# [EXERCISE TASK]
Copy each line exactly. Drop every picture.

# [PROVIDED DATA]
──────

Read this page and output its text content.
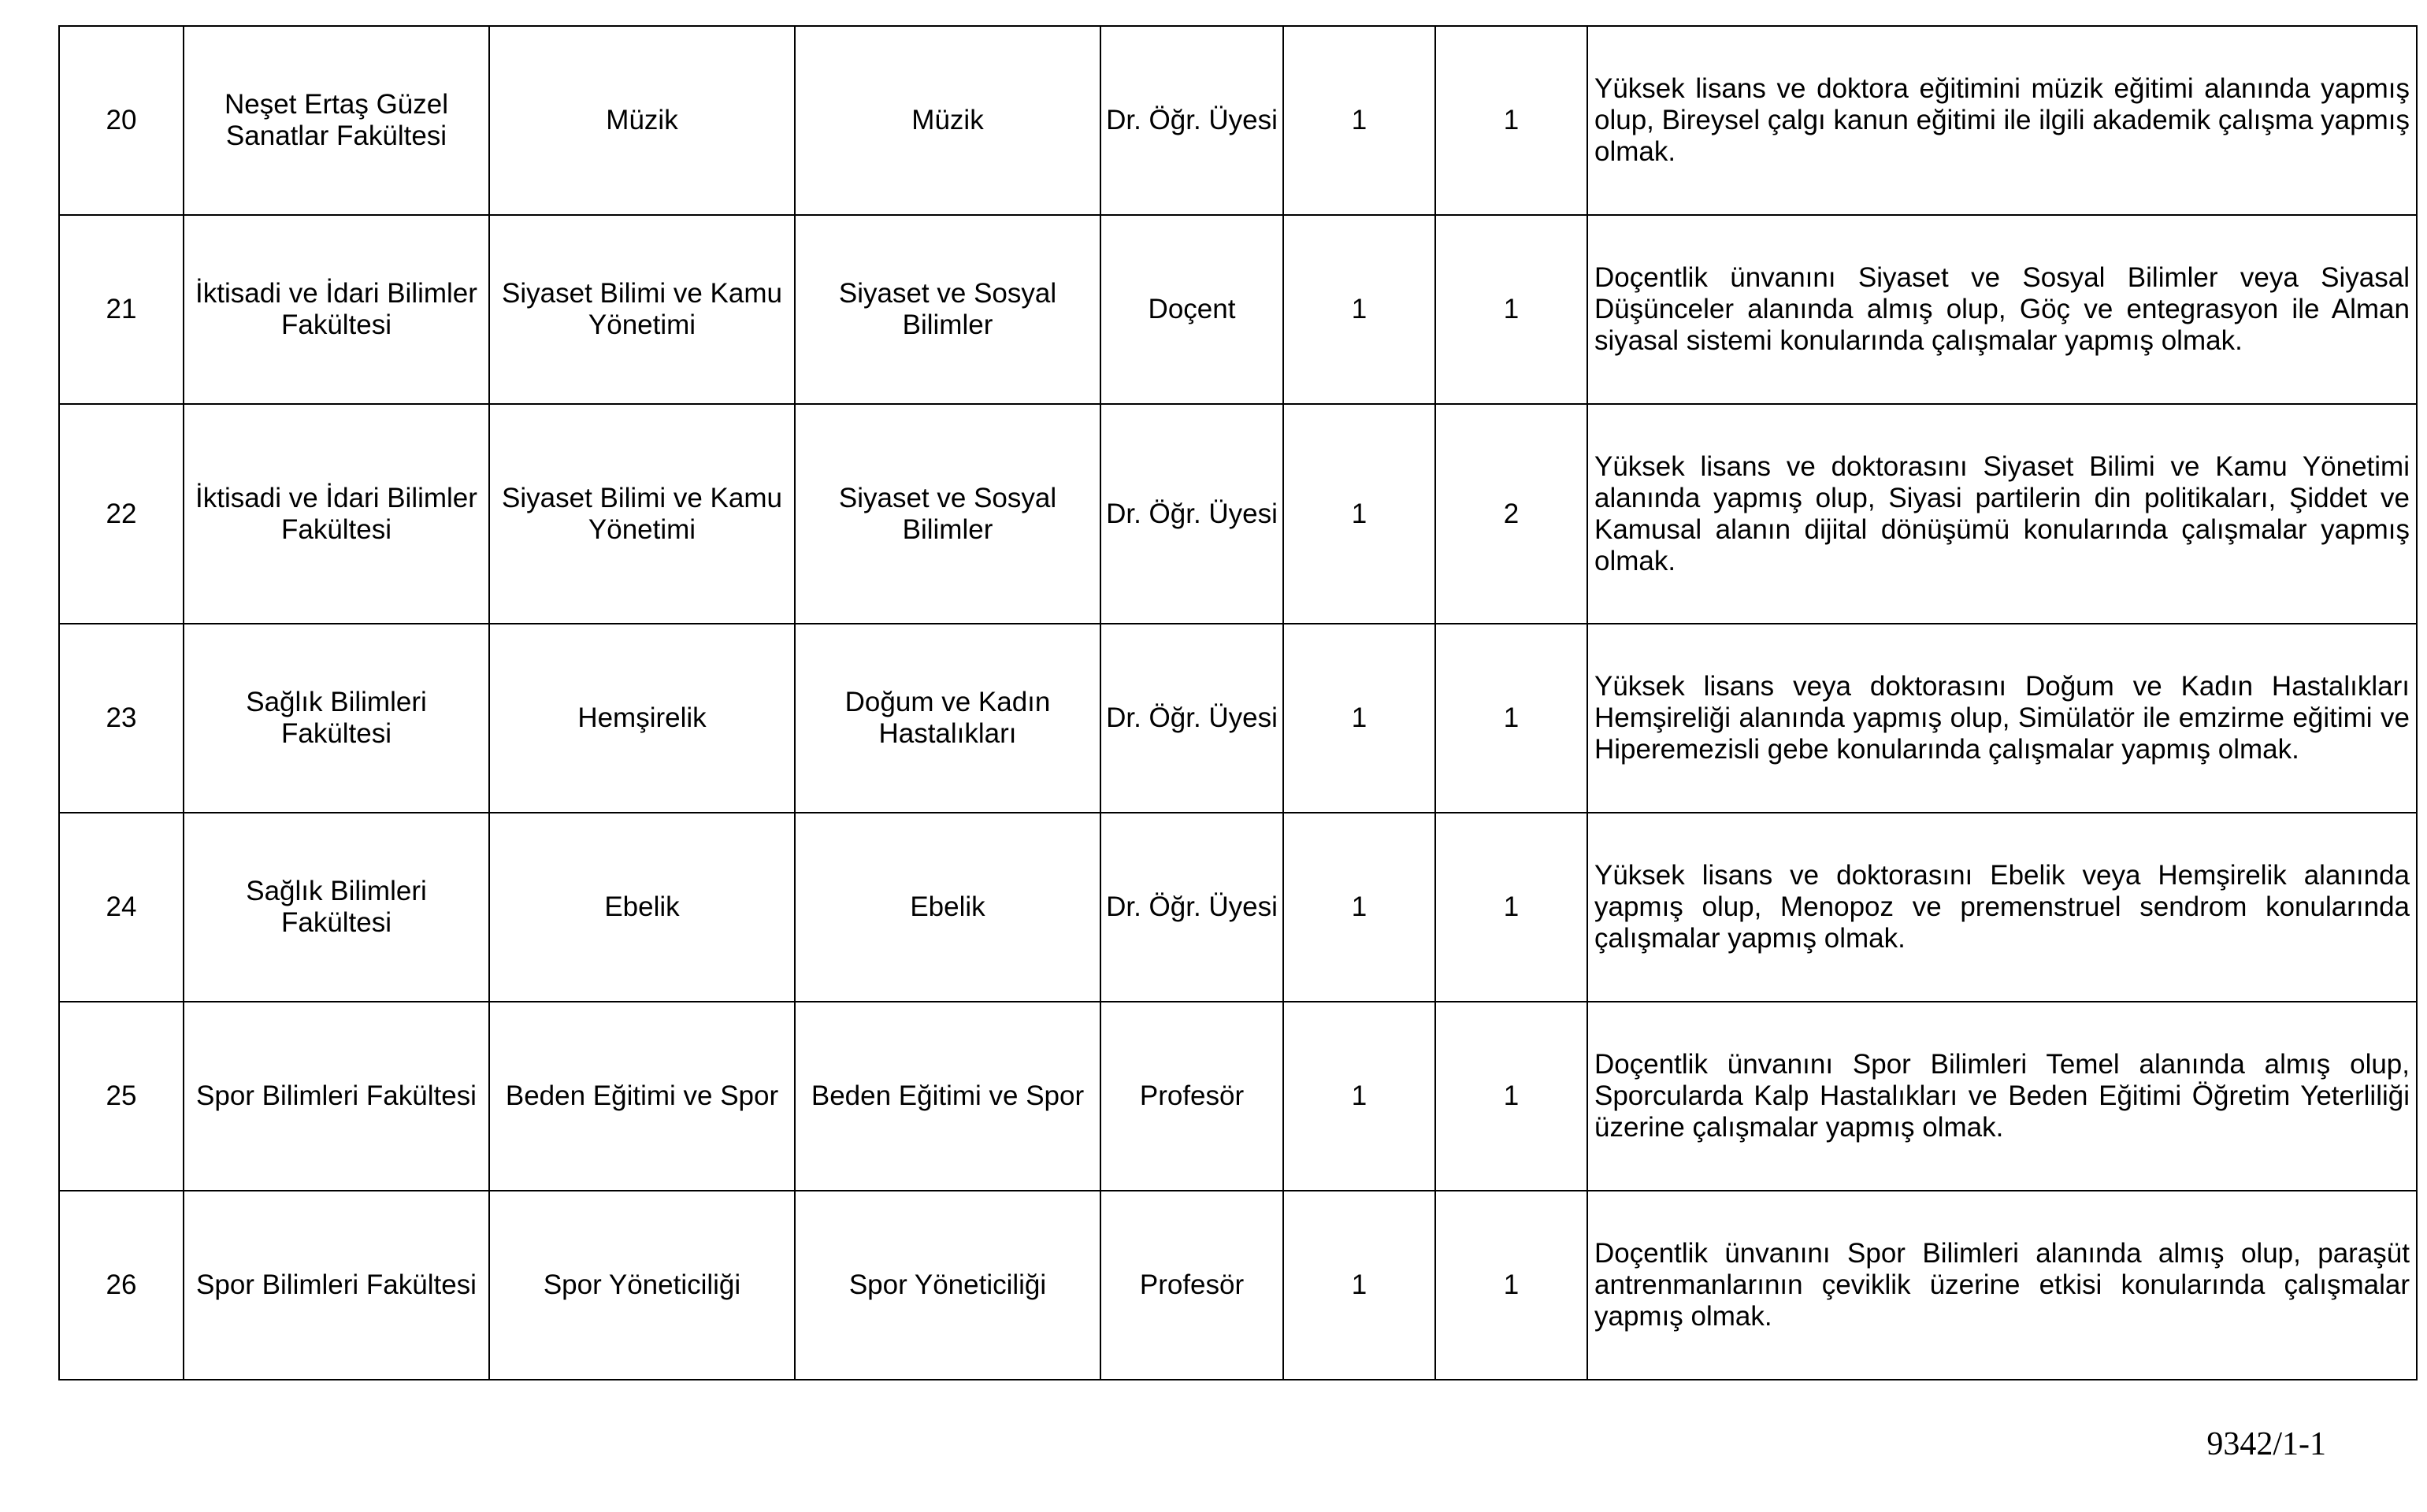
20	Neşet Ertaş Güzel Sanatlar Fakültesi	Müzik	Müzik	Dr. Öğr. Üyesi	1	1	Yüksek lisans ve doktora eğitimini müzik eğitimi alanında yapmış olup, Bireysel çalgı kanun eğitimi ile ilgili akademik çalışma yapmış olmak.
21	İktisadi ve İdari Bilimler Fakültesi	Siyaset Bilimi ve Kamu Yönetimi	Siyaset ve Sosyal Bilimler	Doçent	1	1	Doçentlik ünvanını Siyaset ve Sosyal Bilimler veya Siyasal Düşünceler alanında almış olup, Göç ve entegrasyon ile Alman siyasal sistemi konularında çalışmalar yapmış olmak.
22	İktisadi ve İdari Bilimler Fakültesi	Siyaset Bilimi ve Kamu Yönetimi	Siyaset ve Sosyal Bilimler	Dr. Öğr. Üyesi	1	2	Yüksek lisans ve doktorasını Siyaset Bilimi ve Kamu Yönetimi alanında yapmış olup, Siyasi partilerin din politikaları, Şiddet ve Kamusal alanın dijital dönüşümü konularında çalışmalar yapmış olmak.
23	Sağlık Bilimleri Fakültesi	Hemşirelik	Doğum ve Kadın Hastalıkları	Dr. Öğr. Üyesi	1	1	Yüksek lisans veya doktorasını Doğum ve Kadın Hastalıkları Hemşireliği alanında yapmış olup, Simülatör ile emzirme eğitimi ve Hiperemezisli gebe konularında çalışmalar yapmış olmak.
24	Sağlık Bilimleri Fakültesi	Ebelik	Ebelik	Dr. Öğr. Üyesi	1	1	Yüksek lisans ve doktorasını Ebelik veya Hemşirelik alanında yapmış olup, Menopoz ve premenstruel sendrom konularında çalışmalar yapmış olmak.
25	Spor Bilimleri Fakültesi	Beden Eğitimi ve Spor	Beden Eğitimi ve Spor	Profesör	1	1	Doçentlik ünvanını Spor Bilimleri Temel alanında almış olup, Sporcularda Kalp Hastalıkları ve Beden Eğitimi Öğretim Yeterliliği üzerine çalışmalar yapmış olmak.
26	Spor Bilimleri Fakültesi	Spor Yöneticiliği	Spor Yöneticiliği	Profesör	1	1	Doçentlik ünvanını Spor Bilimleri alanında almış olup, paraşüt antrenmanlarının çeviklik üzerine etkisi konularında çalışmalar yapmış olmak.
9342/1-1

──────

# [OUTPUT FOR THIS EXERCISE]
Read this page and output its text content.
20	Neşet Ertaş Güzel Sanatlar Fakültesi	Müzik	Müzik	Dr. Öğr. Üyesi	1	1	Yüksek lisans ve doktora eğitimini müzik eğitimi alanında yapmış olup, Bireysel çalgı kanun eğitimi ile ilgili akademik çalışma yapmış olmak.
21	İktisadi ve İdari Bilimler Fakültesi	Siyaset Bilimi ve Kamu Yönetimi	Siyaset ve Sosyal Bilimler	Doçent	1	1	Doçentlik ünvanını Siyaset ve Sosyal Bilimler veya Siyasal Düşünceler alanında almış olup, Göç ve entegrasyon ile Alman siyasal sistemi konularında çalışmalar yapmış olmak.
22	İktisadi ve İdari Bilimler Fakültesi	Siyaset Bilimi ve Kamu Yönetimi	Siyaset ve Sosyal Bilimler	Dr. Öğr. Üyesi	1	2	Yüksek lisans ve doktorasını Siyaset Bilimi ve Kamu Yönetimi alanında yapmış olup, Siyasi partilerin din politikaları, Şiddet ve Kamusal alanın dijital dönüşümü konularında çalışmalar yapmış olmak.
23	Sağlık Bilimleri Fakültesi	Hemşirelik	Doğum ve Kadın Hastalıkları	Dr. Öğr. Üyesi	1	1	Yüksek lisans veya doktorasını Doğum ve Kadın Hastalıkları Hemşireliği alanında yapmış olup, Simülatör ile emzirme eğitimi ve Hiperemezisli gebe konularında çalışmalar yapmış olmak.
24	Sağlık Bilimleri Fakültesi	Ebelik	Ebelik	Dr. Öğr. Üyesi	1	1	Yüksek lisans ve doktorasını Ebelik veya Hemşirelik alanında yapmış olup, Menopoz ve premenstruel sendrom konularında çalışmalar yapmış olmak.
25	Spor Bilimleri Fakültesi	Beden Eğitimi ve Spor	Beden Eğitimi ve Spor	Profesör	1	1	Doçentlik ünvanını Spor Bilimleri Temel alanında almış olup, Sporcularda Kalp Hastalıkları ve Beden Eğitimi Öğretim Yeterliliği üzerine çalışmalar yapmış olmak.
26	Spor Bilimleri Fakültesi	Spor Yöneticiliği	Spor Yöneticiliği	Profesör	1	1	Doçentlik ünvanını Spor Bilimleri alanında almış olup, paraşüt antrenmanlarının çeviklik üzerine etkisi konularında çalışmalar yapmış olmak.
9342/1-1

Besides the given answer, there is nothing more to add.